**Work to be completed**
Leave out the pictures and copy the remaining records exactly.

** Start of Task input **

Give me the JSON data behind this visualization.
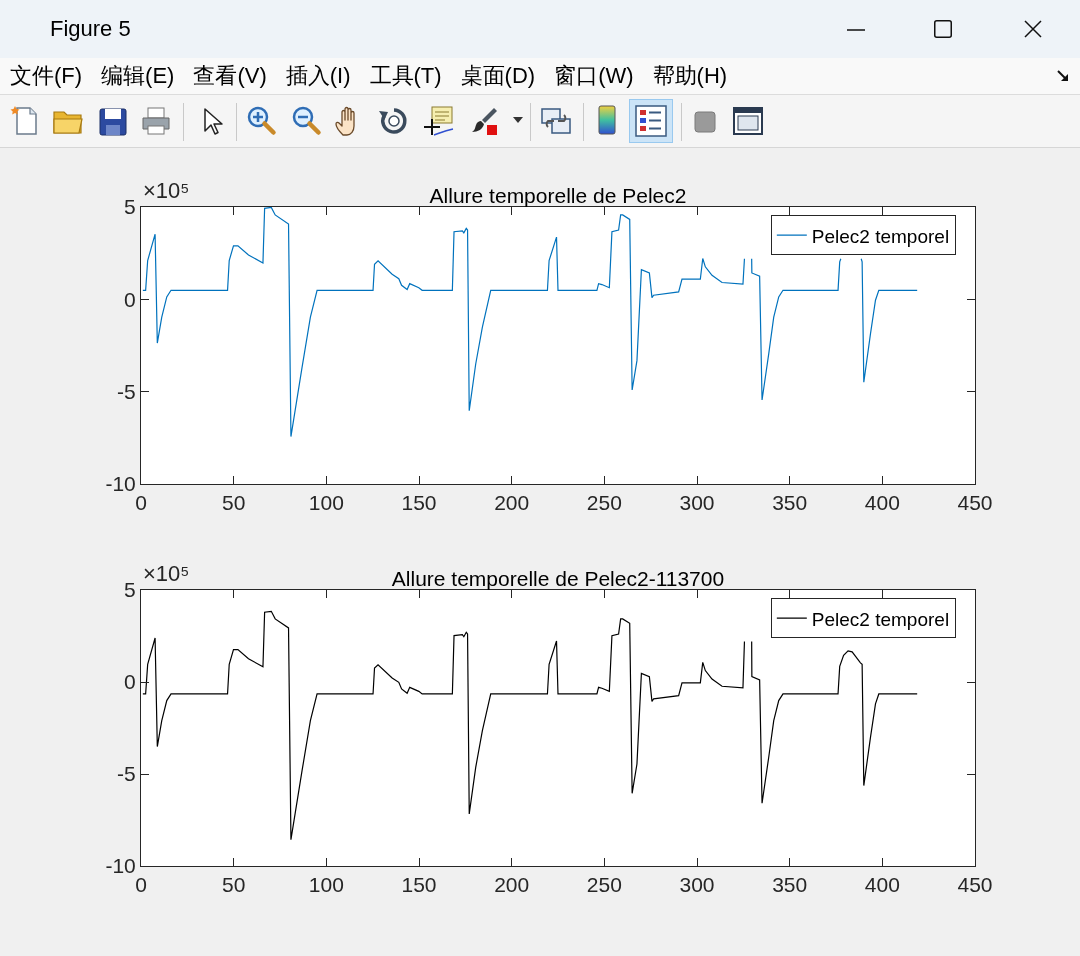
{
  "chart_data": [
    {
      "type": "other",
      "title": "Figure 5",
      "annotations": [
        "文件(F)",
        "编辑(E)",
        "查看(V)",
        "插入(I)",
        "工具(T)",
        "桌面(D)",
        "窗口(W)",
        "帮助(H)"
      ]
    },
    {
      "type": "line",
      "title": "Allure temporelle de Pelec2",
      "annotations": [
        "×10⁵"
      ],
      "x": [
        1,
        2.5,
        3.6,
        7.6,
        8.8,
        11.2,
        13.9,
        16.2,
        46.7,
        47.6,
        49.9,
        52.3,
        58,
        65.8,
        66.7,
        70.3,
        72.4,
        79.6,
        80.9,
        86.9,
        91.4,
        95,
        125.2,
        126,
        127.9,
        135.5,
        139.1,
        140.6,
        143.6,
        145,
        149.9,
        151.7,
        168,
        168.9,
        173.4,
        174.2,
        175.5,
        176.2,
        177.1,
        180.6,
        184.2,
        188.7,
        219.3,
        220.2,
        224.2,
        225,
        246,
        246.9,
        248.7,
        252.7,
        254.1,
        257.7,
        258.8,
        259.9,
        263.7,
        265,
        267.6,
        270,
        274.3,
        275.7,
        276.6,
        290.1,
        291.9,
        301.8,
        303.1,
        304.5,
        308.1,
        313.5,
        324.8,
        325.6,
        327.5,
        329.5,
        329.6,
        333.8,
        335.1,
        338.7,
        341.4,
        344.1,
        346.4,
        376.1,
        377,
        377.6,
        383,
        388.6,
        389.1,
        390,
        393.6,
        396.3,
        398.1,
        418.8
      ],
      "series": [
        {
          "name": "Pelec2 temporel",
          "color": "#0072bd",
          "values": [
            0.49,
            0.49,
            2.1,
            3.53,
            -2.37,
            -0.96,
            0.13,
            0.49,
            0.49,
            2.1,
            2.9,
            2.9,
            2.4,
            1.97,
            4.93,
            4.98,
            4.57,
            4.08,
            -7.43,
            -3.68,
            -0.96,
            0.49,
            0.49,
            1.9,
            2.08,
            1.36,
            1.12,
            0.76,
            0.53,
            0.85,
            0.63,
            0.49,
            0.49,
            3.66,
            3.71,
            3.6,
            3.84,
            3.75,
            -6.03,
            -3.5,
            -1.5,
            0.49,
            0.49,
            2.1,
            3.37,
            0.49,
            0.49,
            0.85,
            0.8,
            0.63,
            3.66,
            3.75,
            4.57,
            4.57,
            4.33,
            -4.91,
            -3.32,
            1.61,
            1.43,
            0.09,
            0.22,
            0.4,
            1.09,
            1.09,
            2.21,
            1.76,
            1.3,
            0.91,
            0.82,
            2.2,
            null,
            2.2,
            1.43,
            1.25,
            -5.45,
            -2.95,
            -0.96,
            0.13,
            0.49,
            0.49,
            2.03,
            2.2,
            null,
            2.2,
            2.03,
            -4.49,
            -1.87,
            -0.05,
            0.49,
            0.49
          ]
        }
      ],
      "xlim": [
        0,
        450
      ],
      "xticks": [
        0,
        50,
        100,
        150,
        200,
        250,
        300,
        350,
        400,
        450
      ],
      "ylim": [
        -10,
        5
      ],
      "yticks": [
        -10,
        -5,
        0,
        5
      ],
      "legend": "top right",
      "line_style": "solid"
    },
    {
      "type": "line",
      "title": "Allure temporelle de Pelec2-113700",
      "annotations": [
        "×10⁵"
      ],
      "x": [
        1,
        2.5,
        3.6,
        7.6,
        8.8,
        11.2,
        13.9,
        16.2,
        46.7,
        47.6,
        49.9,
        52.3,
        58,
        65.8,
        66.7,
        70.3,
        72.4,
        79.6,
        80.9,
        86.9,
        91.4,
        95,
        125.2,
        126,
        127.9,
        135.5,
        139.1,
        140.6,
        143.6,
        145,
        149.9,
        151.7,
        168,
        168.9,
        173.4,
        174.2,
        175.5,
        176.2,
        177.1,
        180.6,
        184.2,
        188.7,
        219.3,
        220.2,
        224.2,
        225,
        246,
        246.9,
        248.7,
        252.7,
        254.1,
        257.7,
        258.8,
        259.9,
        263.7,
        265,
        267.6,
        270,
        274.3,
        275.7,
        276.6,
        290.1,
        291.9,
        301.8,
        303.1,
        304.5,
        308.1,
        313.5,
        324.8,
        325.6,
        327.5,
        329.5,
        329.6,
        333.8,
        335.1,
        338.7,
        341.4,
        344.1,
        346.4,
        376.1,
        377,
        379.1,
        381.5,
        383.7,
        388.2,
        389.1,
        390,
        393.6,
        396.3,
        398.1,
        418.8
      ],
      "series": [
        {
          "name": "Pelec2 temporel",
          "color": "#000000",
          "values": [
            -0.65,
            -0.65,
            0.96,
            2.39,
            -3.51,
            -2.1,
            -1.01,
            -0.65,
            -0.65,
            0.96,
            1.76,
            1.76,
            1.26,
            0.83,
            3.79,
            3.84,
            3.43,
            2.94,
            -8.57,
            -4.82,
            -2.1,
            -0.65,
            -0.65,
            0.76,
            0.94,
            0.22,
            -0.02,
            -0.38,
            -0.61,
            -0.29,
            -0.51,
            -0.65,
            -0.65,
            2.52,
            2.57,
            2.46,
            2.7,
            2.61,
            -7.17,
            -4.64,
            -2.64,
            -0.65,
            -0.65,
            0.96,
            2.23,
            -0.65,
            -0.65,
            -0.29,
            -0.34,
            -0.51,
            2.52,
            2.61,
            3.43,
            3.43,
            3.19,
            -6.05,
            -4.46,
            0.47,
            0.29,
            -1.05,
            -0.92,
            -0.74,
            -0.05,
            -0.05,
            1.07,
            0.62,
            0.16,
            -0.23,
            -0.32,
            2.2,
            null,
            2.2,
            0.29,
            0.11,
            -6.59,
            -4.09,
            -2.1,
            -1.01,
            -0.65,
            -0.65,
            0.85,
            1.45,
            1.69,
            1.64,
            1.04,
            0.96,
            -5.63,
            -3.01,
            -1.19,
            -0.65,
            -0.65
          ]
        }
      ],
      "xlim": [
        0,
        450
      ],
      "xticks": [
        0,
        50,
        100,
        150,
        200,
        250,
        300,
        350,
        400,
        450
      ],
      "ylim": [
        -10,
        5
      ],
      "yticks": [
        -10,
        -5,
        0,
        5
      ],
      "legend": "top right",
      "line_style": "solid"
    }
  ]
}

** End of Task input **

**Solution**
Give me the JSON data behind this visualization.
{
  "chart_data": [
    {
      "type": "other",
      "title": "Figure 5",
      "annotations": [
        "文件(F)",
        "编辑(E)",
        "查看(V)",
        "插入(I)",
        "工具(T)",
        "桌面(D)",
        "窗口(W)",
        "帮助(H)"
      ]
    },
    {
      "type": "line",
      "title": "Allure temporelle de Pelec2",
      "annotations": [
        "×10⁵"
      ],
      "x": [
        1,
        2.5,
        3.6,
        7.6,
        8.8,
        11.2,
        13.9,
        16.2,
        46.7,
        47.6,
        49.9,
        52.3,
        58,
        65.8,
        66.7,
        70.3,
        72.4,
        79.6,
        80.9,
        86.9,
        91.4,
        95,
        125.2,
        126,
        127.9,
        135.5,
        139.1,
        140.6,
        143.6,
        145,
        149.9,
        151.7,
        168,
        168.9,
        173.4,
        174.2,
        175.5,
        176.2,
        177.1,
        180.6,
        184.2,
        188.7,
        219.3,
        220.2,
        224.2,
        225,
        246,
        246.9,
        248.7,
        252.7,
        254.1,
        257.7,
        258.8,
        259.9,
        263.7,
        265,
        267.6,
        270,
        274.3,
        275.7,
        276.6,
        290.1,
        291.9,
        301.8,
        303.1,
        304.5,
        308.1,
        313.5,
        324.8,
        325.6,
        327.5,
        329.5,
        329.6,
        333.8,
        335.1,
        338.7,
        341.4,
        344.1,
        346.4,
        376.1,
        377,
        377.6,
        383,
        388.6,
        389.1,
        390,
        393.6,
        396.3,
        398.1,
        418.8
      ],
      "series": [
        {
          "name": "Pelec2 temporel",
          "color": "#0072bd",
          "values": [
            0.49,
            0.49,
            2.1,
            3.53,
            -2.37,
            -0.96,
            0.13,
            0.49,
            0.49,
            2.1,
            2.9,
            2.9,
            2.4,
            1.97,
            4.93,
            4.98,
            4.57,
            4.08,
            -7.43,
            -3.68,
            -0.96,
            0.49,
            0.49,
            1.9,
            2.08,
            1.36,
            1.12,
            0.76,
            0.53,
            0.85,
            0.63,
            0.49,
            0.49,
            3.66,
            3.71,
            3.6,
            3.84,
            3.75,
            -6.03,
            -3.5,
            -1.5,
            0.49,
            0.49,
            2.1,
            3.37,
            0.49,
            0.49,
            0.85,
            0.8,
            0.63,
            3.66,
            3.75,
            4.57,
            4.57,
            4.33,
            -4.91,
            -3.32,
            1.61,
            1.43,
            0.09,
            0.22,
            0.4,
            1.09,
            1.09,
            2.21,
            1.76,
            1.3,
            0.91,
            0.82,
            2.2,
            null,
            2.2,
            1.43,
            1.25,
            -5.45,
            -2.95,
            -0.96,
            0.13,
            0.49,
            0.49,
            2.03,
            2.2,
            null,
            2.2,
            2.03,
            -4.49,
            -1.87,
            -0.05,
            0.49,
            0.49
          ]
        }
      ],
      "xlim": [
        0,
        450
      ],
      "xticks": [
        0,
        50,
        100,
        150,
        200,
        250,
        300,
        350,
        400,
        450
      ],
      "ylim": [
        -10,
        5
      ],
      "yticks": [
        -10,
        -5,
        0,
        5
      ],
      "legend": "top right",
      "line_style": "solid"
    },
    {
      "type": "line",
      "title": "Allure temporelle de Pelec2-113700",
      "annotations": [
        "×10⁵"
      ],
      "x": [
        1,
        2.5,
        3.6,
        7.6,
        8.8,
        11.2,
        13.9,
        16.2,
        46.7,
        47.6,
        49.9,
        52.3,
        58,
        65.8,
        66.7,
        70.3,
        72.4,
        79.6,
        80.9,
        86.9,
        91.4,
        95,
        125.2,
        126,
        127.9,
        135.5,
        139.1,
        140.6,
        143.6,
        145,
        149.9,
        151.7,
        168,
        168.9,
        173.4,
        174.2,
        175.5,
        176.2,
        177.1,
        180.6,
        184.2,
        188.7,
        219.3,
        220.2,
        224.2,
        225,
        246,
        246.9,
        248.7,
        252.7,
        254.1,
        257.7,
        258.8,
        259.9,
        263.7,
        265,
        267.6,
        270,
        274.3,
        275.7,
        276.6,
        290.1,
        291.9,
        301.8,
        303.1,
        304.5,
        308.1,
        313.5,
        324.8,
        325.6,
        327.5,
        329.5,
        329.6,
        333.8,
        335.1,
        338.7,
        341.4,
        344.1,
        346.4,
        376.1,
        377,
        379.1,
        381.5,
        383.7,
        388.2,
        389.1,
        390,
        393.6,
        396.3,
        398.1,
        418.8
      ],
      "series": [
        {
          "name": "Pelec2 temporel",
          "color": "#000000",
          "values": [
            -0.65,
            -0.65,
            0.96,
            2.39,
            -3.51,
            -2.1,
            -1.01,
            -0.65,
            -0.65,
            0.96,
            1.76,
            1.76,
            1.26,
            0.83,
            3.79,
            3.84,
            3.43,
            2.94,
            -8.57,
            -4.82,
            -2.1,
            -0.65,
            -0.65,
            0.76,
            0.94,
            0.22,
            -0.02,
            -0.38,
            -0.61,
            -0.29,
            -0.51,
            -0.65,
            -0.65,
            2.52,
            2.57,
            2.46,
            2.7,
            2.61,
            -7.17,
            -4.64,
            -2.64,
            -0.65,
            -0.65,
            0.96,
            2.23,
            -0.65,
            -0.65,
            -0.29,
            -0.34,
            -0.51,
            2.52,
            2.61,
            3.43,
            3.43,
            3.19,
            -6.05,
            -4.46,
            0.47,
            0.29,
            -1.05,
            -0.92,
            -0.74,
            -0.05,
            -0.05,
            1.07,
            0.62,
            0.16,
            -0.23,
            -0.32,
            2.2,
            null,
            2.2,
            0.29,
            0.11,
            -6.59,
            -4.09,
            -2.1,
            -1.01,
            -0.65,
            -0.65,
            0.85,
            1.45,
            1.69,
            1.64,
            1.04,
            0.96,
            -5.63,
            -3.01,
            -1.19,
            -0.65,
            -0.65
          ]
        }
      ],
      "xlim": [
        0,
        450
      ],
      "xticks": [
        0,
        50,
        100,
        150,
        200,
        250,
        300,
        350,
        400,
        450
      ],
      "ylim": [
        -10,
        5
      ],
      "yticks": [
        -10,
        -5,
        0,
        5
      ],
      "legend": "top right",
      "line_style": "solid"
    }
  ]
}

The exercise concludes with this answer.